### PROVIDED DATA
────────────────────

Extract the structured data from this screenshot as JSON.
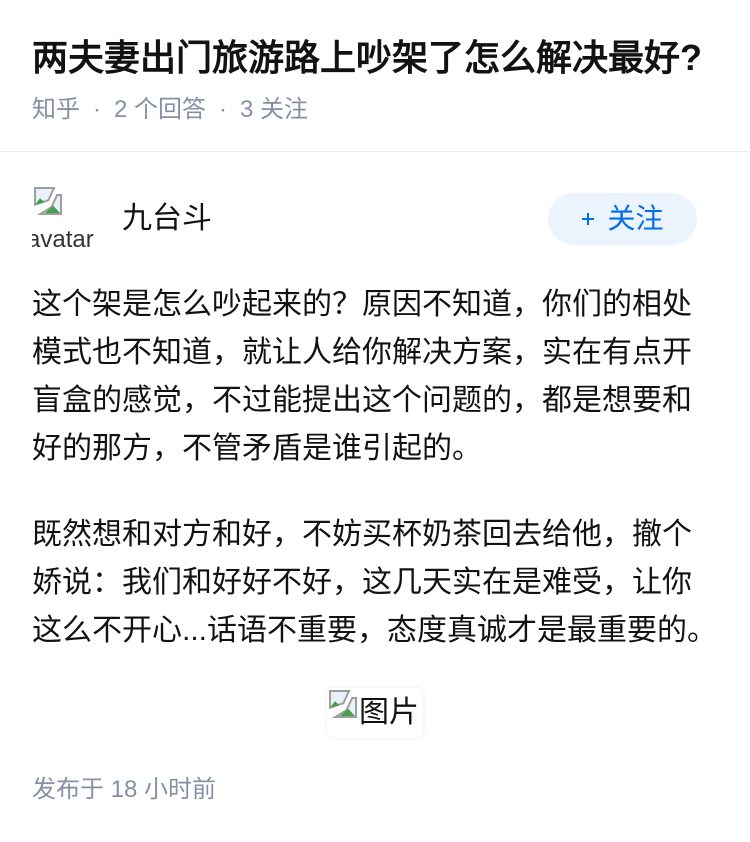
{
  "question": {
    "title": "两夫妻出门旅游路上吵架了怎么解决最好?",
    "meta": {
      "source": "知乎",
      "separator": "·",
      "answers": "2 个回答",
      "followers": "3 关注"
    }
  },
  "answer": {
    "author": {
      "name": "九台斗",
      "avatar_alt": "avatar",
      "avatar_icon": "broken-image-icon"
    },
    "follow_button": {
      "icon": "plus-icon",
      "label": "关注"
    },
    "paragraphs": [
      "这个架是怎么吵起来的？原因不知道，你们的相处模式也不知道，就让人给你解决方案，实在有点开盲盒的感觉，不过能提出这个问题的，都是想要和好的那方，不管矛盾是谁引起的。",
      "既然想和对方和好，不妨买杯奶茶回去给他，撤个娇说：我们和好好不好，这几天实在是难受，让你这么不开心...话语不重要，态度真诚才是最重要的。"
    ],
    "image": {
      "alt": "图片",
      "icon": "broken-image-icon"
    },
    "published": "发布于 18 小时前"
  },
  "colors": {
    "text": "#121212",
    "meta": "#8590a6",
    "accent": "#056de8",
    "follow_bg": "#ebf3fd",
    "divider": "#ebebeb"
  }
}
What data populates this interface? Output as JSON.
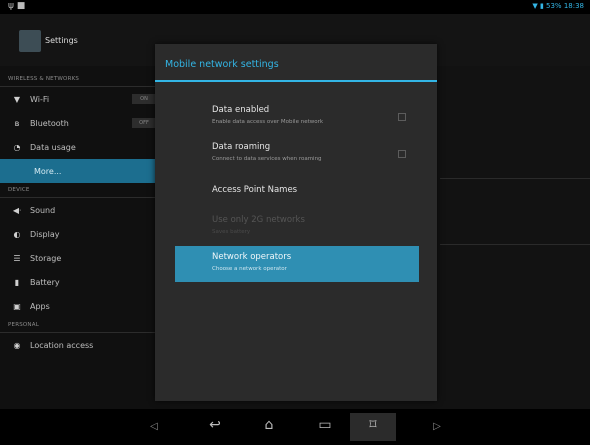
{
  "status": {
    "left_icons": "ψ ■",
    "right": "▼ ▮ 53% 18:38"
  },
  "actionbar": {
    "title": "Settings"
  },
  "sidebar": {
    "sections": [
      "WIRELESS & NETWORKS",
      "DEVICE",
      "PERSONAL"
    ],
    "items": [
      {
        "label": "Wi-Fi",
        "icon": "wifi-icon",
        "glyph": "▼",
        "toggle": "ON"
      },
      {
        "label": "Bluetooth",
        "icon": "bluetooth-icon",
        "glyph": "ʙ",
        "toggle": "OFF"
      },
      {
        "label": "Data usage",
        "icon": "data-usage-icon",
        "glyph": "◔"
      },
      {
        "label": "More..."
      },
      {
        "label": "Sound",
        "icon": "sound-icon",
        "glyph": "◀ᐧ"
      },
      {
        "label": "Display",
        "icon": "display-icon",
        "glyph": "◐"
      },
      {
        "label": "Storage",
        "icon": "storage-icon",
        "glyph": "☰"
      },
      {
        "label": "Battery",
        "icon": "battery-icon",
        "glyph": "▮"
      },
      {
        "label": "Apps",
        "icon": "apps-icon",
        "glyph": "▣"
      },
      {
        "label": "Location access",
        "icon": "location-icon",
        "glyph": "◉"
      }
    ]
  },
  "dialog": {
    "title": "Mobile network settings",
    "options": [
      {
        "title": "Data enabled",
        "summary": "Enable data access over Mobile network",
        "checkbox": true,
        "checked": false
      },
      {
        "title": "Data roaming",
        "summary": "Connect to data services when roaming",
        "checkbox": true,
        "checked": false
      },
      {
        "title": "Access Point Names",
        "summary": ""
      },
      {
        "title": "Use only 2G networks",
        "summary": "Saves battery",
        "disabled": true
      },
      {
        "title": "Network operators",
        "summary": "Choose a network operator",
        "active": true
      }
    ]
  },
  "nav": {
    "vol_down": "◁",
    "back": "↩",
    "home": "⌂",
    "recents": "▭",
    "screenshot": "⌑",
    "vol_up": "▷"
  },
  "colors": {
    "accent": "#33b5e5",
    "selected": "#1c6e8f",
    "highlight": "#2f8fb3",
    "dialog": "#2b2b2b"
  }
}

────────────────────

### DIRECTIONS FOR THIS TASK
Give back, word for word, every line from the one holding "What data populates" through the last line of the listing. Pictures are excluded.

### THE REPLY
What data populates this interface? Output as JSON.
{
  "status": {
    "left_icons": "ψ ■",
    "right": "▼ ▮ 53% 18:38"
  },
  "actionbar": {
    "title": "Settings"
  },
  "sidebar": {
    "sections": [
      "WIRELESS & NETWORKS",
      "DEVICE",
      "PERSONAL"
    ],
    "items": [
      {
        "label": "Wi-Fi",
        "icon": "wifi-icon",
        "glyph": "▼",
        "toggle": "ON"
      },
      {
        "label": "Bluetooth",
        "icon": "bluetooth-icon",
        "glyph": "ʙ",
        "toggle": "OFF"
      },
      {
        "label": "Data usage",
        "icon": "data-usage-icon",
        "glyph": "◔"
      },
      {
        "label": "More..."
      },
      {
        "label": "Sound",
        "icon": "sound-icon",
        "glyph": "◀ᐧ"
      },
      {
        "label": "Display",
        "icon": "display-icon",
        "glyph": "◐"
      },
      {
        "label": "Storage",
        "icon": "storage-icon",
        "glyph": "☰"
      },
      {
        "label": "Battery",
        "icon": "battery-icon",
        "glyph": "▮"
      },
      {
        "label": "Apps",
        "icon": "apps-icon",
        "glyph": "▣"
      },
      {
        "label": "Location access",
        "icon": "location-icon",
        "glyph": "◉"
      }
    ]
  },
  "dialog": {
    "title": "Mobile network settings",
    "options": [
      {
        "title": "Data enabled",
        "summary": "Enable data access over Mobile network",
        "checkbox": true,
        "checked": false
      },
      {
        "title": "Data roaming",
        "summary": "Connect to data services when roaming",
        "checkbox": true,
        "checked": false
      },
      {
        "title": "Access Point Names",
        "summary": ""
      },
      {
        "title": "Use only 2G networks",
        "summary": "Saves battery",
        "disabled": true
      },
      {
        "title": "Network operators",
        "summary": "Choose a network operator",
        "active": true
      }
    ]
  },
  "nav": {
    "vol_down": "◁",
    "back": "↩",
    "home": "⌂",
    "recents": "▭",
    "screenshot": "⌑",
    "vol_up": "▷"
  },
  "colors": {
    "accent": "#33b5e5",
    "selected": "#1c6e8f",
    "highlight": "#2f8fb3",
    "dialog": "#2b2b2b"
  }
}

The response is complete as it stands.